▸ **What the task requires**:
Show only lines that include "获取检测环境类型".

▸ **Data to process**:
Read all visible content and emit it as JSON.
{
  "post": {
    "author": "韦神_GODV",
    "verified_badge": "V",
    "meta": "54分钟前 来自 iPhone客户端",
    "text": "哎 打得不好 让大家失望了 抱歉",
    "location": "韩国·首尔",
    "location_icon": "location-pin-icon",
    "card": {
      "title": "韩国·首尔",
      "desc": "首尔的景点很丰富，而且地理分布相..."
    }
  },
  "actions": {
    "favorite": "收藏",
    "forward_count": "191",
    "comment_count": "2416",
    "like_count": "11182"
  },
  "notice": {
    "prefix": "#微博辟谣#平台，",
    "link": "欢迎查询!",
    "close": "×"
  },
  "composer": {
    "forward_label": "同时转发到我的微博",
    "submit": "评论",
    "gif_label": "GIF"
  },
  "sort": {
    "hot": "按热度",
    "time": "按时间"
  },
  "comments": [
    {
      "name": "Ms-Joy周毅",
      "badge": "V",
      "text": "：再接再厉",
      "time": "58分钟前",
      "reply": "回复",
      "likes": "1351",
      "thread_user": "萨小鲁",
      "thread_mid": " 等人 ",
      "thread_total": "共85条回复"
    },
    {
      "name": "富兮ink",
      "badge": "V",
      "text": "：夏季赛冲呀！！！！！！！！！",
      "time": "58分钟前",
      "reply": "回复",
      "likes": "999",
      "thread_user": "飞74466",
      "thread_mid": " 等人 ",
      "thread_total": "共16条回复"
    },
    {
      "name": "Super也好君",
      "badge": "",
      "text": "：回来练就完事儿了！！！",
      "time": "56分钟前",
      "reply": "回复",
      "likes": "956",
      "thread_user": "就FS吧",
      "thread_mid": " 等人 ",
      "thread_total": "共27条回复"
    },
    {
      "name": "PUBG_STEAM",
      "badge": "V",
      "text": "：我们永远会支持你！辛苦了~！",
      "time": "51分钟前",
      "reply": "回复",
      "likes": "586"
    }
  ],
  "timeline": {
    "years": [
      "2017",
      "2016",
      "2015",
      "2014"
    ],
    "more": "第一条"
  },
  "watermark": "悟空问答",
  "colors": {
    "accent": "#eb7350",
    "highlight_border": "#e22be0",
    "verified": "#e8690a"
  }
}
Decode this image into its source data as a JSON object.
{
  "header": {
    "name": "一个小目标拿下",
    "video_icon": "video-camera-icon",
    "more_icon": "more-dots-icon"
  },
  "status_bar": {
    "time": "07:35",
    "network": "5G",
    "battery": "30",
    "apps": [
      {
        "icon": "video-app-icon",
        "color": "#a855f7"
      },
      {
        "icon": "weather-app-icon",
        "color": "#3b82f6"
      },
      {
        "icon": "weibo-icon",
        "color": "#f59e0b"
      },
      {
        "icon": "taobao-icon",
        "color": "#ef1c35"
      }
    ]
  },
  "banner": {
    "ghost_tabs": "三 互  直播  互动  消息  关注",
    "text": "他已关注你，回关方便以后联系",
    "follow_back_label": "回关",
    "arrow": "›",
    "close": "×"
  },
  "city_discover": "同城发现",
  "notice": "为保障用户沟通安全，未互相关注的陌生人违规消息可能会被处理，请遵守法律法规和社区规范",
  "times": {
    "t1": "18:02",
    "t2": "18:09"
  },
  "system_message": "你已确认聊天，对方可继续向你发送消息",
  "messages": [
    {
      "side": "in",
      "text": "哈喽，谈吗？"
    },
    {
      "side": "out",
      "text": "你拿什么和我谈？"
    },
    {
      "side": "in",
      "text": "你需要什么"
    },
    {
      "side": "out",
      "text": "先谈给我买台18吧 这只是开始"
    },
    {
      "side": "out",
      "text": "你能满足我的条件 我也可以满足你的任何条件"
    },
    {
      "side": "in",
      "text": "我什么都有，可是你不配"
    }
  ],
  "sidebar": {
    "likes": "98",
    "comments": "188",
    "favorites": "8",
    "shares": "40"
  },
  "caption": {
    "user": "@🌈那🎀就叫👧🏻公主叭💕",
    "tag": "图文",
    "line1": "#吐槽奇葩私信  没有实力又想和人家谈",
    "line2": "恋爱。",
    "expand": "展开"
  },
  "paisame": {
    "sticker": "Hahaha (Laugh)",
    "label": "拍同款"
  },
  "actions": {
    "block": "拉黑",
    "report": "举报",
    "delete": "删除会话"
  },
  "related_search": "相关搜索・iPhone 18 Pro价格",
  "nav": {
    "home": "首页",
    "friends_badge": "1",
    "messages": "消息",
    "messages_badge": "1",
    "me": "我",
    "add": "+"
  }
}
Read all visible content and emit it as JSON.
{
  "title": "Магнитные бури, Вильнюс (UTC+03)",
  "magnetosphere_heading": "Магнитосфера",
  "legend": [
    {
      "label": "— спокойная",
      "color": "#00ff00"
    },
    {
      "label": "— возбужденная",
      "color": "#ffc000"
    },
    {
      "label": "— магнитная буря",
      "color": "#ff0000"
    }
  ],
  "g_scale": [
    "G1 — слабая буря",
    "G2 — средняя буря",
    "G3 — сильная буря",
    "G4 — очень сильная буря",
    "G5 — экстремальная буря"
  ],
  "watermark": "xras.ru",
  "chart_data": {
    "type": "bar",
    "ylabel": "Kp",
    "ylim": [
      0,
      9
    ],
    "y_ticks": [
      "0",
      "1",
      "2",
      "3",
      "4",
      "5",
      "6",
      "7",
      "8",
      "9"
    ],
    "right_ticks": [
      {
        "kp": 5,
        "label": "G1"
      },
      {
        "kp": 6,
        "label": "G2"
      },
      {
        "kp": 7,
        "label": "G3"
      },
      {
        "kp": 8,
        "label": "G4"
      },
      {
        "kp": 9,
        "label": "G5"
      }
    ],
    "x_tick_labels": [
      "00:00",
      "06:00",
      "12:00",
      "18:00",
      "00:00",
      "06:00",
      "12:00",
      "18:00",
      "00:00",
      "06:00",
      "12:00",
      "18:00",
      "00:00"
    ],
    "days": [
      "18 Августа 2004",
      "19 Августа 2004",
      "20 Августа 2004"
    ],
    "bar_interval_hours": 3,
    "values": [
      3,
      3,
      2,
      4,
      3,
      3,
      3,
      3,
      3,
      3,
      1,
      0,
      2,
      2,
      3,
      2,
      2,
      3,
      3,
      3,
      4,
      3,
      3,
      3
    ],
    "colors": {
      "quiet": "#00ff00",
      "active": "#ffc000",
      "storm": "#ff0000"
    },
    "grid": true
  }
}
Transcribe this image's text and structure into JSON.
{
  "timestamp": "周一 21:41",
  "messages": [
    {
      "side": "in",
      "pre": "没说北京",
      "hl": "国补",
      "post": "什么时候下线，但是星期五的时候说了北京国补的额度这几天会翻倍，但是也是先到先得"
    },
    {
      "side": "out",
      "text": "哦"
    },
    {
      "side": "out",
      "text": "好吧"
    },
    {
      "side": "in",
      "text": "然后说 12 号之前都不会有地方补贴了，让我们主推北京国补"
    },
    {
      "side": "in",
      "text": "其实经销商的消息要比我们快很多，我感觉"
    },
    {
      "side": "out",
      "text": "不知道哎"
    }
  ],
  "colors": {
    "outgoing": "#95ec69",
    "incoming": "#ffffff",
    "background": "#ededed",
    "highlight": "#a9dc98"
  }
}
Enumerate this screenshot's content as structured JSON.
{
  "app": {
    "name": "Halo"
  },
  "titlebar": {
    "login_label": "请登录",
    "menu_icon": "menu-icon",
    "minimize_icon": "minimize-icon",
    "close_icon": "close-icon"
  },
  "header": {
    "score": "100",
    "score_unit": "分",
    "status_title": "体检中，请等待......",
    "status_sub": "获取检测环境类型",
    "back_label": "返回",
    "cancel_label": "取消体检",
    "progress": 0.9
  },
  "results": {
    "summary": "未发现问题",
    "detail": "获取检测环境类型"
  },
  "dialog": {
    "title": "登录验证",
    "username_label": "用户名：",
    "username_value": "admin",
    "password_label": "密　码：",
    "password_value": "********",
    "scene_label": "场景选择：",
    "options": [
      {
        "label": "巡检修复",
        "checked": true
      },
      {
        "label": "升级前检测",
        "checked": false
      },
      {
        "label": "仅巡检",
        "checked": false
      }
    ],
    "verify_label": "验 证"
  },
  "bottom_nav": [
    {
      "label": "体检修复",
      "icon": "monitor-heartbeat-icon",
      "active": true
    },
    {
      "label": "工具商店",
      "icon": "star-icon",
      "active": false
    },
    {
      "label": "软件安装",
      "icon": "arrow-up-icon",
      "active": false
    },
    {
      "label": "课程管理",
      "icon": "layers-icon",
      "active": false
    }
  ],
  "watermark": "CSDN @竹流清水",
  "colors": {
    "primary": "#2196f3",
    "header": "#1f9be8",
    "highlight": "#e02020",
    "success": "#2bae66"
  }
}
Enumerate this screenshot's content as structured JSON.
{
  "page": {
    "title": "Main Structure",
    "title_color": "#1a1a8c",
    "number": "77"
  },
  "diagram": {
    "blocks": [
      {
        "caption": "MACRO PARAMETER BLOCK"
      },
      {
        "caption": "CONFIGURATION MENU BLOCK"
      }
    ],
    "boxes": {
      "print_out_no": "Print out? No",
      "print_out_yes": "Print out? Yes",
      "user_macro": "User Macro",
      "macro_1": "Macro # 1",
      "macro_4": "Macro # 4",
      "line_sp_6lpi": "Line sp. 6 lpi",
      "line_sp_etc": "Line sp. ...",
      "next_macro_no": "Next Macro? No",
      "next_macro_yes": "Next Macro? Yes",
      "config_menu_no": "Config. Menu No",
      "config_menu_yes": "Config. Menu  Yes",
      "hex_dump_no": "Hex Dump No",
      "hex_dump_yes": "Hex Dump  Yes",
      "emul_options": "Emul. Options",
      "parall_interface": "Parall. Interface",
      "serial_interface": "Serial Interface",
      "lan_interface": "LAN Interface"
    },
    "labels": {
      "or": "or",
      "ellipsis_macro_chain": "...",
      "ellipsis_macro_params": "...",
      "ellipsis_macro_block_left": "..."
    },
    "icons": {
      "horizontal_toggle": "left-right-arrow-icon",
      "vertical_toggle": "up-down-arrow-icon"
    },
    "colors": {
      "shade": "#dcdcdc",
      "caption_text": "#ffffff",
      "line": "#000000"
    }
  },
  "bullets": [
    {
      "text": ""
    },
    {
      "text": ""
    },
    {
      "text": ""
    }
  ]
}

▸ **Exercise solution**:
    "status_sub": "获取检测环境类型",
    "detail": "获取检测环境类型"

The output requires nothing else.